* begin EXTRACTED INFORMATION *
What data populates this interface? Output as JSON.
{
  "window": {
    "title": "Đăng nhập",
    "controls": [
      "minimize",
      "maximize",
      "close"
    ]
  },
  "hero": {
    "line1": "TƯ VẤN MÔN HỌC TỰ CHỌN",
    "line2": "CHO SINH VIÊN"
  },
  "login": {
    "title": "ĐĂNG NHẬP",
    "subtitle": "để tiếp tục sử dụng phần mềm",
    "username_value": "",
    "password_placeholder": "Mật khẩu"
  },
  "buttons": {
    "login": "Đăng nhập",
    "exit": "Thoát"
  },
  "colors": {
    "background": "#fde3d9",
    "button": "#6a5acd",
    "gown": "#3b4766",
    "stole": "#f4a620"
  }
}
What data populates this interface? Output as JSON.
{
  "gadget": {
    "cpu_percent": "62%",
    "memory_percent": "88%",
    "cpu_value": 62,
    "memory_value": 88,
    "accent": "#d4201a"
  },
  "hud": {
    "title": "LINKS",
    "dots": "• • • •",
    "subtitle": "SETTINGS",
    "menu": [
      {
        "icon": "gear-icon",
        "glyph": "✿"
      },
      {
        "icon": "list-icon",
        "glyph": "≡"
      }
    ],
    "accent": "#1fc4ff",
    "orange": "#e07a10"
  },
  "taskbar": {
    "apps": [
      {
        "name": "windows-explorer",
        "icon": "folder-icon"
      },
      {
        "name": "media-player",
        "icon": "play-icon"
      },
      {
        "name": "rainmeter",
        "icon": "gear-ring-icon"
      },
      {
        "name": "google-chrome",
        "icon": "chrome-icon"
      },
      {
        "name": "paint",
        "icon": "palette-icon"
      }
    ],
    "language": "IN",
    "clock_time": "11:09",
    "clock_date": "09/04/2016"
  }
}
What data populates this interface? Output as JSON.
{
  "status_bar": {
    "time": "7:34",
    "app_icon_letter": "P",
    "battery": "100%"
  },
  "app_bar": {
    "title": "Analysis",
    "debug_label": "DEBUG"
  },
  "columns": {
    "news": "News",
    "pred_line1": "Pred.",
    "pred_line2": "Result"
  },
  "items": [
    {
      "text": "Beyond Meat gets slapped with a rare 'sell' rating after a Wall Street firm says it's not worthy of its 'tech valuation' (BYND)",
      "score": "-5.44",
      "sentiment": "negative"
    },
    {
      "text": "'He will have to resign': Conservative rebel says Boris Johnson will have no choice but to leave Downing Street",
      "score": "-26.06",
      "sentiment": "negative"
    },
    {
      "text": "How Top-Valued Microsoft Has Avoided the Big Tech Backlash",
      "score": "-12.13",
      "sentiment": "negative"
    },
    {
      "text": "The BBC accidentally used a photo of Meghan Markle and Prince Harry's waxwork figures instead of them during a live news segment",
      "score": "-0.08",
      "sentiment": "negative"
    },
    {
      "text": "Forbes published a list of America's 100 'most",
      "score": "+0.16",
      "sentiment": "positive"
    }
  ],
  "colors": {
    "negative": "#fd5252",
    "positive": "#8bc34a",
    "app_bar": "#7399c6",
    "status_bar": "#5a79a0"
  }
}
* end EXTRACTED INFORMATION *
> **WRITTEN INSTRUCTION**
Quote each line of the data above exactly as written.

> **FINAL RESULT**
What data populates this interface? Output as JSON.
{
  "window": {
    "title": "Đăng nhập",
    "controls": [
      "minimize",
      "maximize",
      "close"
    ]
  },
  "hero": {
    "line1": "TƯ VẤN MÔN HỌC TỰ CHỌN",
    "line2": "CHO SINH VIÊN"
  },
  "login": {
    "title": "ĐĂNG NHẬP",
    "subtitle": "để tiếp tục sử dụng phần mềm",
    "username_value": "",
    "password_placeholder": "Mật khẩu"
  },
  "buttons": {
    "login": "Đăng nhập",
    "exit": "Thoát"
  },
  "colors": {
    "background": "#fde3d9",
    "button": "#6a5acd",
    "gown": "#3b4766",
    "stole": "#f4a620"
  }
}
What data populates this interface? Output as JSON.
{
  "gadget": {
    "cpu_percent": "62%",
    "memory_percent": "88%",
    "cpu_value": 62,
    "memory_value": 88,
    "accent": "#d4201a"
  },
  "hud": {
    "title": "LINKS",
    "dots": "• • • •",
    "subtitle": "SETTINGS",
    "menu": [
      {
        "icon": "gear-icon",
        "glyph": "✿"
      },
      {
        "icon": "list-icon",
        "glyph": "≡"
      }
    ],
    "accent": "#1fc4ff",
    "orange": "#e07a10"
  },
  "taskbar": {
    "apps": [
      {
        "name": "windows-explorer",
        "icon": "folder-icon"
      },
      {
        "name": "media-player",
        "icon": "play-icon"
      },
      {
        "name": "rainmeter",
        "icon": "gear-ring-icon"
      },
      {
        "name": "google-chrome",
        "icon": "chrome-icon"
      },
      {
        "name": "paint",
        "icon": "palette-icon"
      }
    ],
    "language": "IN",
    "clock_time": "11:09",
    "clock_date": "09/04/2016"
  }
}
What data populates this interface? Output as JSON.
{
  "status_bar": {
    "time": "7:34",
    "app_icon_letter": "P",
    "battery": "100%"
  },
  "app_bar": {
    "title": "Analysis",
    "debug_label": "DEBUG"
  },
  "columns": {
    "news": "News",
    "pred_line1": "Pred.",
    "pred_line2": "Result"
  },
  "items": [
    {
      "text": "Beyond Meat gets slapped with a rare 'sell' rating after a Wall Street firm says it's not worthy of its 'tech valuation' (BYND)",
      "score": "-5.44",
      "sentiment": "negative"
    },
    {
      "text": "'He will have to resign': Conservative rebel says Boris Johnson will have no choice but to leave Downing Street",
      "score": "-26.06",
      "sentiment": "negative"
    },
    {
      "text": "How Top-Valued Microsoft Has Avoided the Big Tech Backlash",
      "score": "-12.13",
      "sentiment": "negative"
    },
    {
      "text": "The BBC accidentally used a photo of Meghan Markle and Prince Harry's waxwork figures instead of them during a live news segment",
      "score": "-0.08",
      "sentiment": "negative"
    },
    {
      "text": "Forbes published a list of America's 100 'most",
      "score": "+0.16",
      "sentiment": "positive"
    }
  ],
  "colors": {
    "negative": "#fd5252",
    "positive": "#8bc34a",
    "app_bar": "#7399c6",
    "status_bar": "#5a79a0"
  }
}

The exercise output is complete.